• _Exercise aim_
Omit all pictures and give the records below again exactly as written.

• _Exercise materials_
.....

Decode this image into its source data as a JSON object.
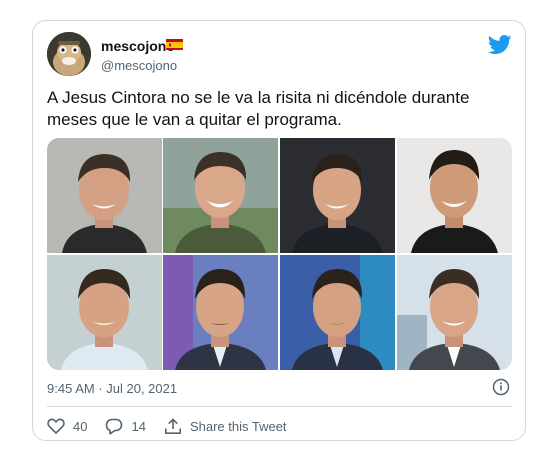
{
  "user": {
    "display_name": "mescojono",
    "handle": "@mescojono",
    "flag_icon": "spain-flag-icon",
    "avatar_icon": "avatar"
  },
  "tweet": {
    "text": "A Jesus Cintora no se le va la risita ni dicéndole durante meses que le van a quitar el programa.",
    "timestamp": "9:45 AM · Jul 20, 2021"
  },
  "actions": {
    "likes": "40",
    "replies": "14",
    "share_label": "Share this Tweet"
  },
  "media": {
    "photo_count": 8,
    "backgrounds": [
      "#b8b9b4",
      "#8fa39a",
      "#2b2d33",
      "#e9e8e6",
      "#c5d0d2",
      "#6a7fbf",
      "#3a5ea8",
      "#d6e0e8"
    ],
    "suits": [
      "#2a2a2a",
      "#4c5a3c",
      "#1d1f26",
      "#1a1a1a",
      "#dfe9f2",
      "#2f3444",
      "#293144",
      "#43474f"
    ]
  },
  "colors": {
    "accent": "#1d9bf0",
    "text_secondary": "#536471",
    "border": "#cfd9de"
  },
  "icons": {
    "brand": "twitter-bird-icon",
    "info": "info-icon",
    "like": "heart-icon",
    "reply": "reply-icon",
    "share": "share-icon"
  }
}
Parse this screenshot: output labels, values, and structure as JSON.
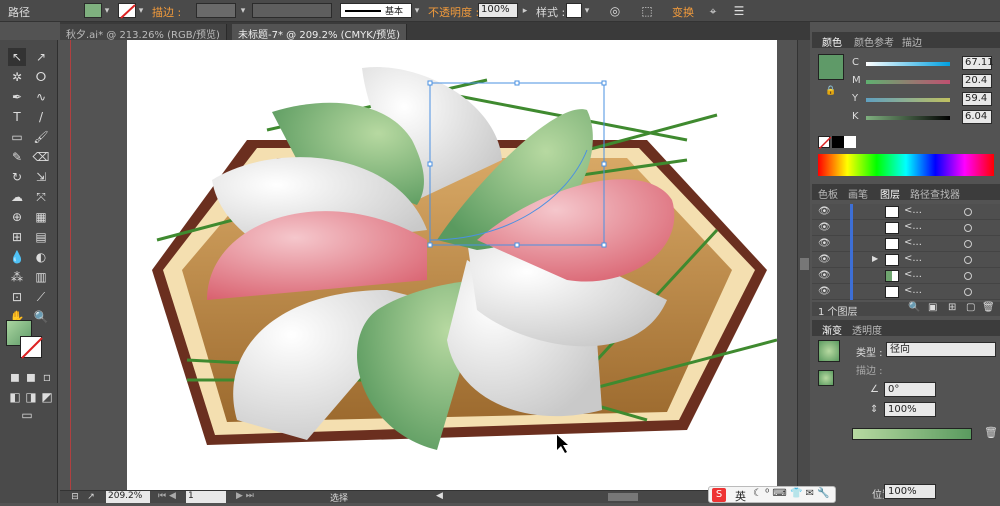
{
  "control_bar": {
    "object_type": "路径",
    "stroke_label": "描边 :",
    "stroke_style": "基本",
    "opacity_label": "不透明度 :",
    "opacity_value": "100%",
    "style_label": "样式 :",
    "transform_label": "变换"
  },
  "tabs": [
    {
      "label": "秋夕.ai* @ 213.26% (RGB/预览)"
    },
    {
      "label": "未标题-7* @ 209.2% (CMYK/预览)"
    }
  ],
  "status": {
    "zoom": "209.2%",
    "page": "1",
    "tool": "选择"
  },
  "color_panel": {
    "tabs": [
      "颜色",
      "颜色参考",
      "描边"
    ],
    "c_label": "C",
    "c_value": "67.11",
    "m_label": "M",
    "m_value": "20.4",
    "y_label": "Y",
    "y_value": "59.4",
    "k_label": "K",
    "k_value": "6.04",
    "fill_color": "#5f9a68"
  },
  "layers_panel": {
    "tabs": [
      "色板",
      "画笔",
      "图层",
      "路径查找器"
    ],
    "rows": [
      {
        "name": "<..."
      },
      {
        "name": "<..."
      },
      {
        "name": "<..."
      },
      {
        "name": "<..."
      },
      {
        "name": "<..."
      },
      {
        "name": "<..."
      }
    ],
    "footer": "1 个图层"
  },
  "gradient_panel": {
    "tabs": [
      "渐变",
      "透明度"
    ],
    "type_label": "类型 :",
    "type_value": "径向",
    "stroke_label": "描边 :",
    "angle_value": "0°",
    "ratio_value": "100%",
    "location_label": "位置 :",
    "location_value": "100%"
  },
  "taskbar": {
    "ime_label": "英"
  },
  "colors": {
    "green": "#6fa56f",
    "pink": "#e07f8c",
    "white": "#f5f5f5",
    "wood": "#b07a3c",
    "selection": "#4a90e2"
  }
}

.....

• _Written answer_
Decode this image into its source data as a JSON object.
{
  "user": {
    "display_name": "mescojono",
    "handle": "@mescojono",
    "flag_icon": "spain-flag-icon",
    "avatar_icon": "avatar"
  },
  "tweet": {
    "text": "A Jesus Cintora no se le va la risita ni dicéndole durante meses que le van a quitar el programa.",
    "timestamp": "9:45 AM · Jul 20, 2021"
  },
  "actions": {
    "likes": "40",
    "replies": "14",
    "share_label": "Share this Tweet"
  },
  "media": {
    "photo_count": 8,
    "backgrounds": [
      "#b8b9b4",
      "#8fa39a",
      "#2b2d33",
      "#e9e8e6",
      "#c5d0d2",
      "#6a7fbf",
      "#3a5ea8",
      "#d6e0e8"
    ],
    "suits": [
      "#2a2a2a",
      "#4c5a3c",
      "#1d1f26",
      "#1a1a1a",
      "#dfe9f2",
      "#2f3444",
      "#293144",
      "#43474f"
    ]
  },
  "colors": {
    "accent": "#1d9bf0",
    "text_secondary": "#536471",
    "border": "#cfd9de"
  },
  "icons": {
    "brand": "twitter-bird-icon",
    "info": "info-icon",
    "like": "heart-icon",
    "reply": "reply-icon",
    "share": "share-icon"
  }
}
Parse this screenshot: output labels, values, and structure as JSON.
{
  "control_bar": {
    "object_type": "路径",
    "stroke_label": "描边 :",
    "stroke_style": "基本",
    "opacity_label": "不透明度 :",
    "opacity_value": "100%",
    "style_label": "样式 :",
    "transform_label": "变换"
  },
  "tabs": [
    {
      "label": "秋夕.ai* @ 213.26% (RGB/预览)"
    },
    {
      "label": "未标题-7* @ 209.2% (CMYK/预览)"
    }
  ],
  "status": {
    "zoom": "209.2%",
    "page": "1",
    "tool": "选择"
  },
  "color_panel": {
    "tabs": [
      "颜色",
      "颜色参考",
      "描边"
    ],
    "c_label": "C",
    "c_value": "67.11",
    "m_label": "M",
    "m_value": "20.4",
    "y_label": "Y",
    "y_value": "59.4",
    "k_label": "K",
    "k_value": "6.04",
    "fill_color": "#5f9a68"
  },
  "layers_panel": {
    "tabs": [
      "色板",
      "画笔",
      "图层",
      "路径查找器"
    ],
    "rows": [
      {
        "name": "<..."
      },
      {
        "name": "<..."
      },
      {
        "name": "<..."
      },
      {
        "name": "<..."
      },
      {
        "name": "<..."
      },
      {
        "name": "<..."
      }
    ],
    "footer": "1 个图层"
  },
  "gradient_panel": {
    "tabs": [
      "渐变",
      "透明度"
    ],
    "type_label": "类型 :",
    "type_value": "径向",
    "stroke_label": "描边 :",
    "angle_value": "0°",
    "ratio_value": "100%",
    "location_label": "位置 :",
    "location_value": "100%"
  },
  "taskbar": {
    "ime_label": "英"
  },
  "colors": {
    "green": "#6fa56f",
    "pink": "#e07f8c",
    "white": "#f5f5f5",
    "wood": "#b07a3c",
    "selection": "#4a90e2"
  }
}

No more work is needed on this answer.